:: REQUIRED WORK ::
Lift every line from the entries that includes the word "image".

:: DATA SUPPLIED ::
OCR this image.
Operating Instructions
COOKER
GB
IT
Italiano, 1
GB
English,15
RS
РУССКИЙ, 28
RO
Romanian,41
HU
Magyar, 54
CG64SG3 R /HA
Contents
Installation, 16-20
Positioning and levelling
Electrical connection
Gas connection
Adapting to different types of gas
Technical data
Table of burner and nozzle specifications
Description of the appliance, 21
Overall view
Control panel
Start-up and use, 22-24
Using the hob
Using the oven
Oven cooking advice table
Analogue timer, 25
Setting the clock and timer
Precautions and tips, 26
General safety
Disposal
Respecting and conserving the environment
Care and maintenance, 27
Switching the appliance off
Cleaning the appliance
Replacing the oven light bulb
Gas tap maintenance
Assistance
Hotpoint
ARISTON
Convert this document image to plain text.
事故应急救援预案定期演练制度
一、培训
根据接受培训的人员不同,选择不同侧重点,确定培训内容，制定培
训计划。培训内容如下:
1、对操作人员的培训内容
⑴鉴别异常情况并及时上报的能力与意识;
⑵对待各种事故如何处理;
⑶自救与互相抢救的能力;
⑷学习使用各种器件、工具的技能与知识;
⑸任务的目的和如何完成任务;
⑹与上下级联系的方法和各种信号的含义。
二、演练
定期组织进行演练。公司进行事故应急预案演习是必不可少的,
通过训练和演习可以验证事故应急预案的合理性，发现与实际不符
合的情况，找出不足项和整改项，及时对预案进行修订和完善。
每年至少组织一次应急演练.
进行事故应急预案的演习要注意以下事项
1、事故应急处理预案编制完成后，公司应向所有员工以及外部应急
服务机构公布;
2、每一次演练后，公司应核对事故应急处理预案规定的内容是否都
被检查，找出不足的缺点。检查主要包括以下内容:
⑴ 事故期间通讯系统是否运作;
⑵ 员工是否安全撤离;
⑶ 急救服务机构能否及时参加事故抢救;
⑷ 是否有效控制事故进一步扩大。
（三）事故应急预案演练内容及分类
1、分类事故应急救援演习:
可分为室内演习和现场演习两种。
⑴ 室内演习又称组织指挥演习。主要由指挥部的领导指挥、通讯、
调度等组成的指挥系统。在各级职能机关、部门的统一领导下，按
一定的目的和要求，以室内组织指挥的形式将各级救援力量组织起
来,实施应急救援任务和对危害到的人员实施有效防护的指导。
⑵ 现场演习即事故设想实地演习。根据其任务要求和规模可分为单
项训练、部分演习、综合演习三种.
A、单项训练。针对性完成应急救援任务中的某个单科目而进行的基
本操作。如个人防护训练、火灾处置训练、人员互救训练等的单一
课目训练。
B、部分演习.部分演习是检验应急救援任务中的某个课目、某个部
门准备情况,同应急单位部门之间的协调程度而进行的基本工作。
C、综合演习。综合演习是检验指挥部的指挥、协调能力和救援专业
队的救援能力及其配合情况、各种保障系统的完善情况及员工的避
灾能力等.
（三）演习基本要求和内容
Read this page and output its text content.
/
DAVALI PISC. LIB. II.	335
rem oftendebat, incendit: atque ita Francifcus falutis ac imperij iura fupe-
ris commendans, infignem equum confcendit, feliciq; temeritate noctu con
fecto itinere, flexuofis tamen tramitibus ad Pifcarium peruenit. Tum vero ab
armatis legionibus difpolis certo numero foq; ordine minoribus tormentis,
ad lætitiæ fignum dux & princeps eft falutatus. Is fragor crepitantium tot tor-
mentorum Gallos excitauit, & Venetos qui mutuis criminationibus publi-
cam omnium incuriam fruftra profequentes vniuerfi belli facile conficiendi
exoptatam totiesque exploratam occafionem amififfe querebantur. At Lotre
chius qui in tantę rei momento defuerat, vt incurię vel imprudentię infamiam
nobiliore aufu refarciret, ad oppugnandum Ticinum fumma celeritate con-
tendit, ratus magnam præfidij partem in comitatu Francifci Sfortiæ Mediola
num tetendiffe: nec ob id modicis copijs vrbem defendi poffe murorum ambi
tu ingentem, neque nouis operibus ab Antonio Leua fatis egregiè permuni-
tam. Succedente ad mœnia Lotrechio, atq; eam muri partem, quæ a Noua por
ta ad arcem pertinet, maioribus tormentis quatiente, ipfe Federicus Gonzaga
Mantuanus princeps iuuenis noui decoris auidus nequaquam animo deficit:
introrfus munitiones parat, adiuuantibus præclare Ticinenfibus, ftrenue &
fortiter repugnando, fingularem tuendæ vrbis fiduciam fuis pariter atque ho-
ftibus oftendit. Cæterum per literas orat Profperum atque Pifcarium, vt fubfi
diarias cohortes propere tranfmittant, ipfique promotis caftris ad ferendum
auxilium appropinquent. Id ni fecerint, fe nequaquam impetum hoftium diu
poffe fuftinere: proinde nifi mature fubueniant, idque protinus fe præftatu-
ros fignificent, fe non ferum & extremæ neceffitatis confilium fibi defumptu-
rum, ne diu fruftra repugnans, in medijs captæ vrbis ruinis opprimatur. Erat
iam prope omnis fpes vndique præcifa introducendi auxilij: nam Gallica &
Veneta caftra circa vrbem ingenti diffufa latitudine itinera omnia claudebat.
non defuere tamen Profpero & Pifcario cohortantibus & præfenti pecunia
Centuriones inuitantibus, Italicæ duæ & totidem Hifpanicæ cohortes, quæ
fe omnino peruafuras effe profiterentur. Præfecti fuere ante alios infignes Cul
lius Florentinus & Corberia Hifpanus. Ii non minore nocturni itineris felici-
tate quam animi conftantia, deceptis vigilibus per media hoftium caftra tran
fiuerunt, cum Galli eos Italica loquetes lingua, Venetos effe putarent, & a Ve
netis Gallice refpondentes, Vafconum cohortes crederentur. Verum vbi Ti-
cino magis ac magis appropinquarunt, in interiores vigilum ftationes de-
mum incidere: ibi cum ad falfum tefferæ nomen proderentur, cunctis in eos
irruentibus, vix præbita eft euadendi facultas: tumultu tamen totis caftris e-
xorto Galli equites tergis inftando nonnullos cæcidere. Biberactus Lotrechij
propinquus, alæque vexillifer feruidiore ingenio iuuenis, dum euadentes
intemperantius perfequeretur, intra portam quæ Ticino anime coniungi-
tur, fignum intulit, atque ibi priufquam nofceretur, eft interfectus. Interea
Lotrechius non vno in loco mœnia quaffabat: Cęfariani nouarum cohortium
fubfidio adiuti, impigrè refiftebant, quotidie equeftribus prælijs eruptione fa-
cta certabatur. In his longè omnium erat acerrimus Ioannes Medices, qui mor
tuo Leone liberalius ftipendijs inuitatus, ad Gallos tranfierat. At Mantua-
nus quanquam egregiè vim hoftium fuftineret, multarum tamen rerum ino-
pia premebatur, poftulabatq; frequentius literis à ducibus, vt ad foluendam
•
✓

:: OUTPUT FOR THIS EXERCISE ::
OCR this image.
Convert this document image to plain text.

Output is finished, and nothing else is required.